### Input records

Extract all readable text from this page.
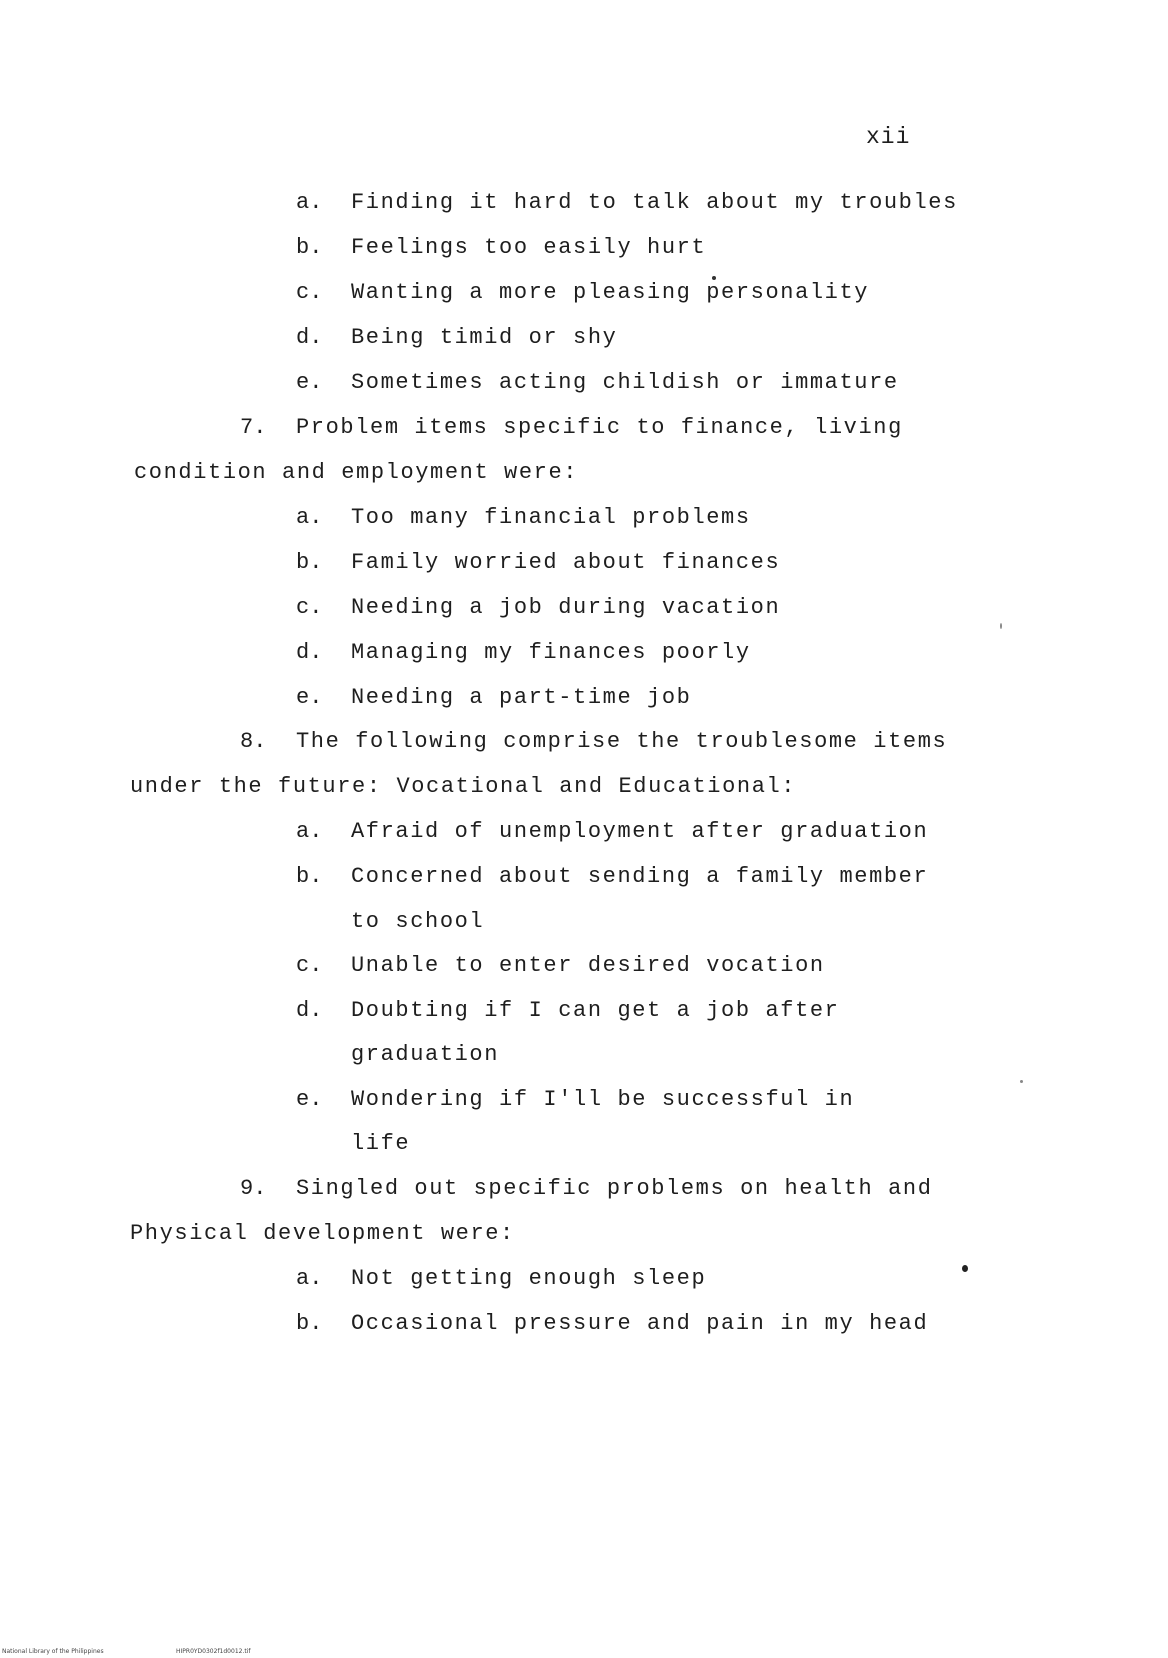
xii
a. Finding it hard to talk about my troubles
b. Feelings too easily hurt
c. Wanting a more pleasing personality
d. Being timid or shy
e. Sometimes acting childish or immature
7. Problem items specific to finance, living
condition and employment were:
a. Too many financial problems
b. Family worried about finances
c. Needing a job during vacation
d. Managing my finances poorly
e. Needing a part-time job
8. The following comprise the troublesome items
under the future: Vocational and Educational:
a. Afraid of unemployment after graduation
b. Concerned about sending a family member
to school
c. Unable to enter desired vocation
d. Doubting if I can get a job after
graduation
e. Wondering if I'll be successful in
life
9. Singled out specific problems on health and
Physical development were:
a. Not getting enough sleep
b. Occasional pressure and pain in my head
National Library of the Philippines	HIPR0YD0302f1d0012.tif
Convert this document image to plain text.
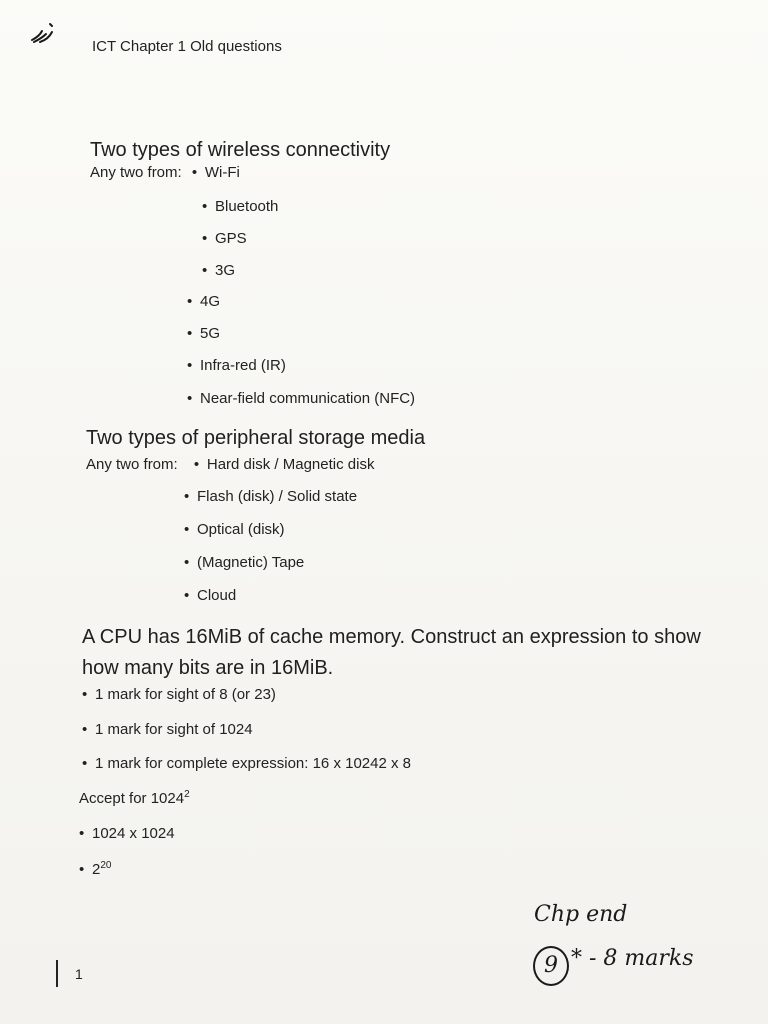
ICT Chapter 1 Old questions
Two types of wireless connectivity
Any two from: • Wi-Fi
• Bluetooth
• GPS
• 3G
• 4G
• 5G
• Infra-red (IR)
• Near-field communication (NFC)
Two types of peripheral storage media
Any two from: • Hard disk / Magnetic disk
• Flash (disk) / Solid state
• Optical (disk)
• (Magnetic) Tape
• Cloud
A CPU has 16MiB of cache memory. Construct an expression to show how many bits are in 16MiB.
• 1 mark for sight of 8 (or 23)
• 1 mark for sight of 1024
• 1 mark for complete expression: 16 x 10242 x 8
Accept for 1024$^2$
• 1024 x 1024
• $2^{20}$
1
Chp end
9 * - 8 marks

######

→ What needs to be done: Repeat the listing above exactly, with no pictures.

→ Output of the exercise:
Extract all readable text from this page.
xii
a. Finding it hard to talk about my troubles
b. Feelings too easily hurt
c. Wanting a more pleasing personality
d. Being timid or shy
e. Sometimes acting childish or immature
7. Problem items specific to finance, living
condition and employment were:
a. Too many financial problems
b. Family worried about finances
c. Needing a job during vacation
d. Managing my finances poorly
e. Needing a part-time job
8. The following comprise the troublesome items
under the future: Vocational and Educational:
a. Afraid of unemployment after graduation
b. Concerned about sending a family member
to school
c. Unable to enter desired vocation
d. Doubting if I can get a job after
graduation
e. Wondering if I'll be successful in
life
9. Singled out specific problems on health and
Physical development were:
a. Not getting enough sleep
b. Occasional pressure and pain in my head
National Library of the Philippines	HIPR0YD0302f1d0012.tif
Convert this document image to plain text.
ICT Chapter 1 Old questions
Two types of wireless connectivity
Any two from: • Wi-Fi
• Bluetooth
• GPS
• 3G
• 4G
• 5G
• Infra-red (IR)
• Near-field communication (NFC)
Two types of peripheral storage media
Any two from: • Hard disk / Magnetic disk
• Flash (disk) / Solid state
• Optical (disk)
• (Magnetic) Tape
• Cloud
A CPU has 16MiB of cache memory. Construct an expression to show how many bits are in 16MiB.
• 1 mark for sight of 8 (or 23)
• 1 mark for sight of 1024
• 1 mark for complete expression: 16 x 10242 x 8
Accept for 1024$^2$
• 1024 x 1024
• $2^{20}$
1
Chp end
9 * - 8 marks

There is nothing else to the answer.